TASK STATEMENT: Make an exact copy of the listing below.

(Stored dataset items)
* Begin *
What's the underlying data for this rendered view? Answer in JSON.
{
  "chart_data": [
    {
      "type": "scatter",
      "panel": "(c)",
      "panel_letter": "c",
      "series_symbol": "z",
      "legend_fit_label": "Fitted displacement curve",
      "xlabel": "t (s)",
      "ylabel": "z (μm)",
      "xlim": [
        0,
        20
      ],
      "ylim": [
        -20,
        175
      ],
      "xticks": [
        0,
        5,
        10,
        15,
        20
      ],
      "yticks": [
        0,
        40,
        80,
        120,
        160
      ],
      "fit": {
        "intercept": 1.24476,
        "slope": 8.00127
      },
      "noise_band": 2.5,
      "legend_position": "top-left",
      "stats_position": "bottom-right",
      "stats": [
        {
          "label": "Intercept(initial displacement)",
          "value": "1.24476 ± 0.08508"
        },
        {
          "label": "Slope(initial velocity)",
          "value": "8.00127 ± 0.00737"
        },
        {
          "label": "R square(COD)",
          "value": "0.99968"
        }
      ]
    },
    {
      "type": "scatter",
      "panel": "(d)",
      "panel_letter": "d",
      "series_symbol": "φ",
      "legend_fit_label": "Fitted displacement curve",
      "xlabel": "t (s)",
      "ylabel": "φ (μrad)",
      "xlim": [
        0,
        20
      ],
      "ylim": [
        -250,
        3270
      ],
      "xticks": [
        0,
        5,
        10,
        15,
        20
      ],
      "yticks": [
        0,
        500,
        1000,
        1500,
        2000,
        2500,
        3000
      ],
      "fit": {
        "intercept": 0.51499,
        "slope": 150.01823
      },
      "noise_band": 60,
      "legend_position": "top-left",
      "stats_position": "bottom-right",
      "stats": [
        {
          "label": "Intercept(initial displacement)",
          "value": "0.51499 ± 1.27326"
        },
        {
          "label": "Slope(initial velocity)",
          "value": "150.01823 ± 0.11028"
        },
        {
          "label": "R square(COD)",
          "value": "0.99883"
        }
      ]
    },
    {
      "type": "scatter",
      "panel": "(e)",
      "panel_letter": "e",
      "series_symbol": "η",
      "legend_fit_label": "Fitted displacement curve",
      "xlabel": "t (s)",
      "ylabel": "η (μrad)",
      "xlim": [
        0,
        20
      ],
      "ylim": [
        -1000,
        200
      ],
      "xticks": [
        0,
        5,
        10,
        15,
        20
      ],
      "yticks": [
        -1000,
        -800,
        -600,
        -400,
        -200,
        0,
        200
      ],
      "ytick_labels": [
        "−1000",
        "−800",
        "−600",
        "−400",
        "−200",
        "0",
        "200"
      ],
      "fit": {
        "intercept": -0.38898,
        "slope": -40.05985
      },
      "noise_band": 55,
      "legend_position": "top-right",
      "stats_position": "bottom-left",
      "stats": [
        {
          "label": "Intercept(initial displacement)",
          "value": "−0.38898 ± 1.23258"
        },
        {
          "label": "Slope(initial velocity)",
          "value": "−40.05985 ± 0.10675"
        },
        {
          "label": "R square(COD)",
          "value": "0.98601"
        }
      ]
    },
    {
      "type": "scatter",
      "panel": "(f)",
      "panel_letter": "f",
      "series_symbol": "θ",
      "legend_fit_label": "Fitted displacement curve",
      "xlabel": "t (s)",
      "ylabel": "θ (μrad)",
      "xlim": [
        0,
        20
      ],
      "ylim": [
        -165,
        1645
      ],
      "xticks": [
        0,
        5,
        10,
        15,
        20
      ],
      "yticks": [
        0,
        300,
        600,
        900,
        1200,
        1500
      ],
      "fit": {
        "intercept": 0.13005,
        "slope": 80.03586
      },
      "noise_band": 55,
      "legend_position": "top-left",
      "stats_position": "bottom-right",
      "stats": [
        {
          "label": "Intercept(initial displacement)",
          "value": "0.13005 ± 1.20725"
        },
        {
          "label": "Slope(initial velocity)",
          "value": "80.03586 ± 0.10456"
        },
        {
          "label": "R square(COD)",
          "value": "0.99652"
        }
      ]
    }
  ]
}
* End *
SOLUTION TO THIS PROBLEM:
What's the underlying data for this rendered view? Answer in JSON.
{
  "chart_data": [
    {
      "type": "scatter",
      "panel": "(c)",
      "panel_letter": "c",
      "series_symbol": "z",
      "legend_fit_label": "Fitted displacement curve",
      "xlabel": "t (s)",
      "ylabel": "z (μm)",
      "xlim": [
        0,
        20
      ],
      "ylim": [
        -20,
        175
      ],
      "xticks": [
        0,
        5,
        10,
        15,
        20
      ],
      "yticks": [
        0,
        40,
        80,
        120,
        160
      ],
      "fit": {
        "intercept": 1.24476,
        "slope": 8.00127
      },
      "noise_band": 2.5,
      "legend_position": "top-left",
      "stats_position": "bottom-right",
      "stats": [
        {
          "label": "Intercept(initial displacement)",
          "value": "1.24476 ± 0.08508"
        },
        {
          "label": "Slope(initial velocity)",
          "value": "8.00127 ± 0.00737"
        },
        {
          "label": "R square(COD)",
          "value": "0.99968"
        }
      ]
    },
    {
      "type": "scatter",
      "panel": "(d)",
      "panel_letter": "d",
      "series_symbol": "φ",
      "legend_fit_label": "Fitted displacement curve",
      "xlabel": "t (s)",
      "ylabel": "φ (μrad)",
      "xlim": [
        0,
        20
      ],
      "ylim": [
        -250,
        3270
      ],
      "xticks": [
        0,
        5,
        10,
        15,
        20
      ],
      "yticks": [
        0,
        500,
        1000,
        1500,
        2000,
        2500,
        3000
      ],
      "fit": {
        "intercept": 0.51499,
        "slope": 150.01823
      },
      "noise_band": 60,
      "legend_position": "top-left",
      "stats_position": "bottom-right",
      "stats": [
        {
          "label": "Intercept(initial displacement)",
          "value": "0.51499 ± 1.27326"
        },
        {
          "label": "Slope(initial velocity)",
          "value": "150.01823 ± 0.11028"
        },
        {
          "label": "R square(COD)",
          "value": "0.99883"
        }
      ]
    },
    {
      "type": "scatter",
      "panel": "(e)",
      "panel_letter": "e",
      "series_symbol": "η",
      "legend_fit_label": "Fitted displacement curve",
      "xlabel": "t (s)",
      "ylabel": "η (μrad)",
      "xlim": [
        0,
        20
      ],
      "ylim": [
        -1000,
        200
      ],
      "xticks": [
        0,
        5,
        10,
        15,
        20
      ],
      "yticks": [
        -1000,
        -800,
        -600,
        -400,
        -200,
        0,
        200
      ],
      "ytick_labels": [
        "−1000",
        "−800",
        "−600",
        "−400",
        "−200",
        "0",
        "200"
      ],
      "fit": {
        "intercept": -0.38898,
        "slope": -40.05985
      },
      "noise_band": 55,
      "legend_position": "top-right",
      "stats_position": "bottom-left",
      "stats": [
        {
          "label": "Intercept(initial displacement)",
          "value": "−0.38898 ± 1.23258"
        },
        {
          "label": "Slope(initial velocity)",
          "value": "−40.05985 ± 0.10675"
        },
        {
          "label": "R square(COD)",
          "value": "0.98601"
        }
      ]
    },
    {
      "type": "scatter",
      "panel": "(f)",
      "panel_letter": "f",
      "series_symbol": "θ",
      "legend_fit_label": "Fitted displacement curve",
      "xlabel": "t (s)",
      "ylabel": "θ (μrad)",
      "xlim": [
        0,
        20
      ],
      "ylim": [
        -165,
        1645
      ],
      "xticks": [
        0,
        5,
        10,
        15,
        20
      ],
      "yticks": [
        0,
        300,
        600,
        900,
        1200,
        1500
      ],
      "fit": {
        "intercept": 0.13005,
        "slope": 80.03586
      },
      "noise_band": 55,
      "legend_position": "top-left",
      "stats_position": "bottom-right",
      "stats": [
        {
          "label": "Intercept(initial displacement)",
          "value": "0.13005 ± 1.20725"
        },
        {
          "label": "Slope(initial velocity)",
          "value": "80.03586 ± 0.10456"
        },
        {
          "label": "R square(COD)",
          "value": "0.99652"
        }
      ]
    }
  ]
}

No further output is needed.